Saved entries
-- start --
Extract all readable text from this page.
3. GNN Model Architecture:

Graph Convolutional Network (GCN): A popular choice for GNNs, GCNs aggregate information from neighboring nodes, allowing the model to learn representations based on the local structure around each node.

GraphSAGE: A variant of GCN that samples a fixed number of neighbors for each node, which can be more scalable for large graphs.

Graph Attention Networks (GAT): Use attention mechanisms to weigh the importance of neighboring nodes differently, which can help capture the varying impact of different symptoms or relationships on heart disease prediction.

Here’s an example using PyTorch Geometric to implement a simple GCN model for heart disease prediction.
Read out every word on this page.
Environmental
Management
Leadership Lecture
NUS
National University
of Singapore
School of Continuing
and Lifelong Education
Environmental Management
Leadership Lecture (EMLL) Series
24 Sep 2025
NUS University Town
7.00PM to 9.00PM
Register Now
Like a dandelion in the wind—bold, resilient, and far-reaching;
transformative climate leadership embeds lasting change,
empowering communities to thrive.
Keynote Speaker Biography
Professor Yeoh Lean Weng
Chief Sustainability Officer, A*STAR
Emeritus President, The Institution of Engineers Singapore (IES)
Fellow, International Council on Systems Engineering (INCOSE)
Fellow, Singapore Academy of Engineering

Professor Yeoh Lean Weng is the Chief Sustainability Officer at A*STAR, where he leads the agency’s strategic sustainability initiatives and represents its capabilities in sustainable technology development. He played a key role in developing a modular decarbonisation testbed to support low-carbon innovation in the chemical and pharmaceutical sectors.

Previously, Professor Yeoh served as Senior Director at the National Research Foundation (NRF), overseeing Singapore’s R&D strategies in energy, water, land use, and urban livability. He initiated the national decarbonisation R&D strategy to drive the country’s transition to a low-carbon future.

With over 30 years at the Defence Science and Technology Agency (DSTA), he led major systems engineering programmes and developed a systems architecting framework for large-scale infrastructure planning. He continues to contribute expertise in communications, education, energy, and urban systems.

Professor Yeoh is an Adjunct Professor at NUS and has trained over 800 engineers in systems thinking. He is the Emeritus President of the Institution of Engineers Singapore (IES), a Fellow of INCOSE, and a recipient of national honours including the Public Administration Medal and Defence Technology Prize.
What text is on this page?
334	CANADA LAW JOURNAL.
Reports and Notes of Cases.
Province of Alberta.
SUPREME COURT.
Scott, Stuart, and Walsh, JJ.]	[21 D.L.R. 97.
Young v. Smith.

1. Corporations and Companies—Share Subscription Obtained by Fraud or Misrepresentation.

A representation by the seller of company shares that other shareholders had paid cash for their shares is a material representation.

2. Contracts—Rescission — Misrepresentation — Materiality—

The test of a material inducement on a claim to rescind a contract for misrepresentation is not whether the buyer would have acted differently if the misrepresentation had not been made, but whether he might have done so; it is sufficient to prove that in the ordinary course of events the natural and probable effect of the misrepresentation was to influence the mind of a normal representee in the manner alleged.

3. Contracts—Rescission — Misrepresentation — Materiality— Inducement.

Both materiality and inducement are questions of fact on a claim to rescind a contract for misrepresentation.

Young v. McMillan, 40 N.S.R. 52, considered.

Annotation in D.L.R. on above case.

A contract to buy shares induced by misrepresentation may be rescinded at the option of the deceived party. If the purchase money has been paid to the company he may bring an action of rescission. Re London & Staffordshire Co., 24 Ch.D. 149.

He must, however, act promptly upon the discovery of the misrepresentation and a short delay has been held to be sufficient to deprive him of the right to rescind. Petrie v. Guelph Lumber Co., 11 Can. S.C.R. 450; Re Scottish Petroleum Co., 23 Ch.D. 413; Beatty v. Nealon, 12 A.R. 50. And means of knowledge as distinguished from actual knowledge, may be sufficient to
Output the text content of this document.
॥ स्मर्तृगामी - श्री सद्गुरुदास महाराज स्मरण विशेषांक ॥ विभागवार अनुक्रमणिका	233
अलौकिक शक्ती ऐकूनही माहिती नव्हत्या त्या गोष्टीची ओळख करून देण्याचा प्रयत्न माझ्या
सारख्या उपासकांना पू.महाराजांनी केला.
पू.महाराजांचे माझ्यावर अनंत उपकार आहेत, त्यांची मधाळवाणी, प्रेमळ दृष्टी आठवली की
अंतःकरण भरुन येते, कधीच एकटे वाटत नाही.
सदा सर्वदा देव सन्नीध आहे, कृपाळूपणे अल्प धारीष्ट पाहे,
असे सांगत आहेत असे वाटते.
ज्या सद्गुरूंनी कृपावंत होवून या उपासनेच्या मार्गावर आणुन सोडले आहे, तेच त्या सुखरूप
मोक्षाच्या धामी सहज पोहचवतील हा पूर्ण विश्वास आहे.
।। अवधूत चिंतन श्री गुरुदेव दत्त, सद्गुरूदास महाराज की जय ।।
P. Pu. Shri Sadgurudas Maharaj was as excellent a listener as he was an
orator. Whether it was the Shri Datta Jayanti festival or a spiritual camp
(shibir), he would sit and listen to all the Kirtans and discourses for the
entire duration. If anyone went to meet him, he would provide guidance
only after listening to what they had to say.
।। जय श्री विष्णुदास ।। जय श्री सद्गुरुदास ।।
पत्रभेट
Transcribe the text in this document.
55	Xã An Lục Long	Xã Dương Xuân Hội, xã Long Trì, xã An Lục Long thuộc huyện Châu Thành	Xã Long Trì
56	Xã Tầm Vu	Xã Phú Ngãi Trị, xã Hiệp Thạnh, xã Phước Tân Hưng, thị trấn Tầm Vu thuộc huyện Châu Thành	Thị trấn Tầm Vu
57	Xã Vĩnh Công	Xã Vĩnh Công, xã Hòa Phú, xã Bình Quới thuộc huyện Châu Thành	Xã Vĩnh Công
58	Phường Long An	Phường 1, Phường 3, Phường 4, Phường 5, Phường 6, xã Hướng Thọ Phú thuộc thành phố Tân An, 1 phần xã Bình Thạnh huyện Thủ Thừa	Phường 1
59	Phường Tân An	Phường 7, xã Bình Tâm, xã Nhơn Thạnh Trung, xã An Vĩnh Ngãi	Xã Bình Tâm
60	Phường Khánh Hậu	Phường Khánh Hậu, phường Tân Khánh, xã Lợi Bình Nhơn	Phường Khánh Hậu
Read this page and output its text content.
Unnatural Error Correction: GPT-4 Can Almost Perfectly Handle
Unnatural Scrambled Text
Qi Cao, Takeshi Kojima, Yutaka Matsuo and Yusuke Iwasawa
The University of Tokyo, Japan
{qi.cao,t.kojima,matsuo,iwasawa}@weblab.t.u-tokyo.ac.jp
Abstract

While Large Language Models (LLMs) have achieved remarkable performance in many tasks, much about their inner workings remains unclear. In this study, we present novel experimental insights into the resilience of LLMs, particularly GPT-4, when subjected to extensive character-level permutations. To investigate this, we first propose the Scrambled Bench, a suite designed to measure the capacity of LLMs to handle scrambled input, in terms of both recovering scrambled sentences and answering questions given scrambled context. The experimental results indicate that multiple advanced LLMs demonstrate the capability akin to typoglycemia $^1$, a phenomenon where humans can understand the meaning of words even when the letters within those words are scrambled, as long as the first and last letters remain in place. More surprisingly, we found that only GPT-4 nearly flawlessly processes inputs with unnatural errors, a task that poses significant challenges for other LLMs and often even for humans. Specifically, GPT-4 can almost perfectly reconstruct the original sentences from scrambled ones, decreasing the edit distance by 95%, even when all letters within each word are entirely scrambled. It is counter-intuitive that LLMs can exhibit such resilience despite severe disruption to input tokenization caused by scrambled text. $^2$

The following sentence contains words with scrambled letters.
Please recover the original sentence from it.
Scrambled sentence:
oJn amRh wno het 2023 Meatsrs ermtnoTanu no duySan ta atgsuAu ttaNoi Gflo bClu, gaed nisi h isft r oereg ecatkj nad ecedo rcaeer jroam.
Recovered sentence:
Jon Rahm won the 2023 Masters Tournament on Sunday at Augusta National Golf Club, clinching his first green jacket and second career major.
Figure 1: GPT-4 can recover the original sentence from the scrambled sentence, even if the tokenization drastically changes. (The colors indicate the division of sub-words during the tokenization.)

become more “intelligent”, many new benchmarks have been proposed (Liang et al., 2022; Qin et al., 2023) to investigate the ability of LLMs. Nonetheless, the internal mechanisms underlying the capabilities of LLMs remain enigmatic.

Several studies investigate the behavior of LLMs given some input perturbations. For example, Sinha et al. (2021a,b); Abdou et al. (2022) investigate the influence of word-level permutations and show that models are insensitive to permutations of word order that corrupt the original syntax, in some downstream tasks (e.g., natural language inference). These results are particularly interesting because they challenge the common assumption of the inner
-- end --
STATED GOAL:
Reproduce every line of the listing above in which the string "this" appears.

THE REPLY:
Extract all readable text from this page.
Read out every word on this page.
What text is on this page?
Output the text content of this document.
Transcribe the text in this document.
Read this page and output its text content.
While Large Language Models (LLMs) have achieved remarkable performance in many tasks, much about their inner workings remains unclear. In this study, we present novel experimental insights into the resilience of LLMs, particularly GPT-4, when subjected to extensive character-level permutations. To investigate this, we first propose the Scrambled Bench, a suite designed to measure the capacity of LLMs to handle scrambled input, in terms of both recovering scrambled sentences and answering questions given scrambled context. The experimental results indicate that multiple advanced LLMs demonstrate the capability akin to typoglycemia $^1$, a phenomenon where humans can understand the meaning of words even when the letters within those words are scrambled, as long as the first and last letters remain in place. More surprisingly, we found that only GPT-4 nearly flawlessly processes inputs with unnatural errors, a task that poses significant challenges for other LLMs and often even for humans. Specifically, GPT-4 can almost perfectly reconstruct the original sentences from scrambled ones, decreasing the edit distance by 95%, even when all letters within each word are entirely scrambled. It is counter-intuitive that LLMs can exhibit such resilience despite severe disruption to input tokenization caused by scrambled text. $^2$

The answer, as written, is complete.